» MATERIAL TO PROCESS
<<<<

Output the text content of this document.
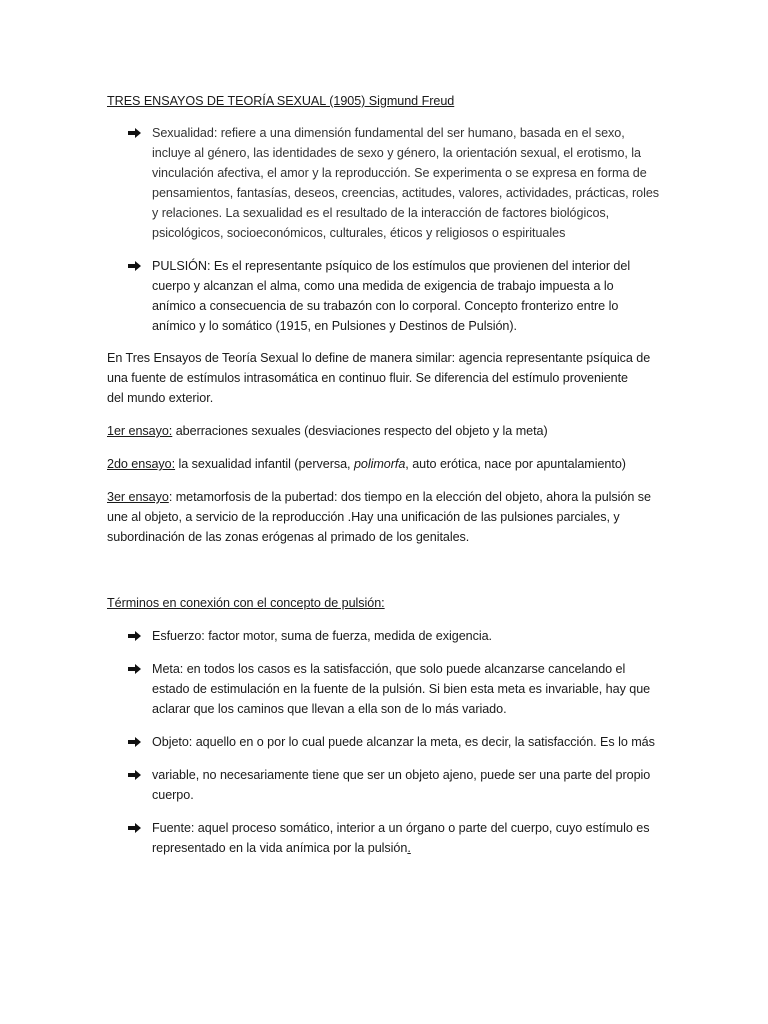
TRES ENSAYOS DE TEORÍA SEXUAL (1905) Sigmund Freud
Sexualidad: refiere a una dimensión fundamental del ser humano, basada en el sexo,
incluye al género, las identidades de sexo y género, la orientación sexual, el erotismo, la
vinculación afectiva, el amor y la reproducción. Se experimenta o se expresa en forma de
pensamientos, fantasías, deseos, creencias, actitudes, valores, actividades, prácticas, roles
y relaciones. La sexualidad es el resultado de la interacción de factores biológicos,
psicológicos, socioeconómicos, culturales, éticos y religiosos o espirituales
PULSIÓN: Es el representante psíquico de los estímulos que provienen del interior del
cuerpo y alcanzan el alma, como una medida de exigencia de trabajo impuesta a lo
anímico a consecuencia de su trabazón con lo corporal. Concepto fronterizo entre lo
anímico y lo somático (1915, en Pulsiones y Destinos de Pulsión).
En Tres Ensayos de Teoría Sexual lo define de manera similar: agencia representante psíquica de
una fuente de estímulos intrasomática en continuo fluir. Se diferencia del estímulo proveniente
del mundo exterior.
1er ensayo: aberraciones sexuales (desviaciones respecto del objeto y la meta)
2do ensayo: la sexualidad infantil (perversa, polimorfa, auto erótica, nace por apuntalamiento)
3er ensayo: metamorfosis de la pubertad: dos tiempo en la elección del objeto, ahora la pulsión se
une al objeto, a servicio de la reproducción .Hay una unificación de las pulsiones parciales, y
subordinación de las zonas erógenas al primado de los genitales.
Términos en conexión con el concepto de pulsión:
Esfuerzo: factor motor, suma de fuerza, medida de exigencia.
Meta: en todos los casos es la satisfacción, que solo puede alcanzarse cancelando el
estado de estimulación en la fuente de la pulsión. Si bien esta meta es invariable, hay que
aclarar que los caminos que llevan a ella son de lo más variado.
Objeto: aquello en o por lo cual puede alcanzar la meta, es decir, la satisfacción. Es lo más
variable, no necesariamente tiene que ser un objeto ajeno, puede ser una parte del propio
cuerpo.
Fuente: aquel proceso somático, interior a un órgano o parte del cuerpo, cuyo estímulo es
representado en la vida anímica por la pulsión.
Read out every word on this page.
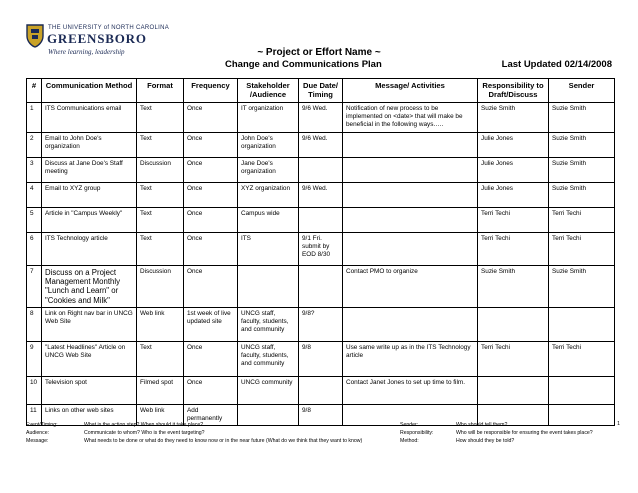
THE UNIVERSITY of NORTH CAROLINA
GREENSBORO
Where learning, leadership	~ Project or Effort Name ~
Change and Communications Plan	Last Updated 02/14/2008
#	Communication Method	Format	Frequency	Stakeholder /Audience	Due Date/ Timing	Message/ Activities	Responsibility to Draft/Discuss	Sender
1	ITS Communications email	Text	Once	IT organization	9/6 Wed.	Notification of new process to be implemented on <date> that will make be beneficial in the following ways…..	Suzie Smith	Suzie Smith
2	Email to John Doe's organization	Text	Once	John Doe's organization	9/6 Wed.		Julie Jones	Suzie Smith
3	Discuss at Jane Doe's Staff meeting	Discussion	Once	Jane Doe's organization			Julie Jones	Suzie Smith
4	Email to XYZ group	Text	Once	XYZ organization	9/6 Wed.		Julie Jones	Suzie Smith
5	Article in "Campus Weekly"	Text	Once	Campus wide			Terri Techi	Terri Techi
6	ITS Technology article	Text	Once	ITS	9/1 Fri. submit by EOD 8/30		Terri Techi	Terri Techi
7	Discuss on a Project Management Monthly "Lunch and Learn" or "Cookies and Milk"	Discussion	Once			Contact PMO to organize	Suzie Smith	Suzie Smith
8	Link on Right nav bar in UNCG Web Site	Web link	1st week of live updated site	UNCG staff, faculty, students, and community	9/8?			
9	"Latest Headlines" Article on UNCG Web Site	Text	Once	UNCG staff, faculty, students, and community	9/8	Use same write up as in the ITS Technology article	Terri Techi	Terri Techi
10	Television spot	Filmed spot	Once	UNCG community		Contact Janet Jones to set up time to film.		
11	Links on other web sites	Web link	Add permanently		9/8			
Event/Timing:	What is the action step? When should it take place?
Audience:	Communicate to whom? Who is the event targeting?
Message:	What needs to be done or what do they need to know now or in the near future (What do we think that they want to know)
Sender:	Who should tell them?
Responsibility:	Who will be responsible for ensuring the event takes place?
Method:	How should they be told?
1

>>>>

» SET TASK
Scan the material above. Return every line containing the string "reproducción".

» EXERCISE OUTPUT
vinculación afectiva, el amor y la reproducción. Se experimenta o se expresa en forma de
une al objeto, a servicio de la reproducción .Hay una unificación de las pulsiones parciales, y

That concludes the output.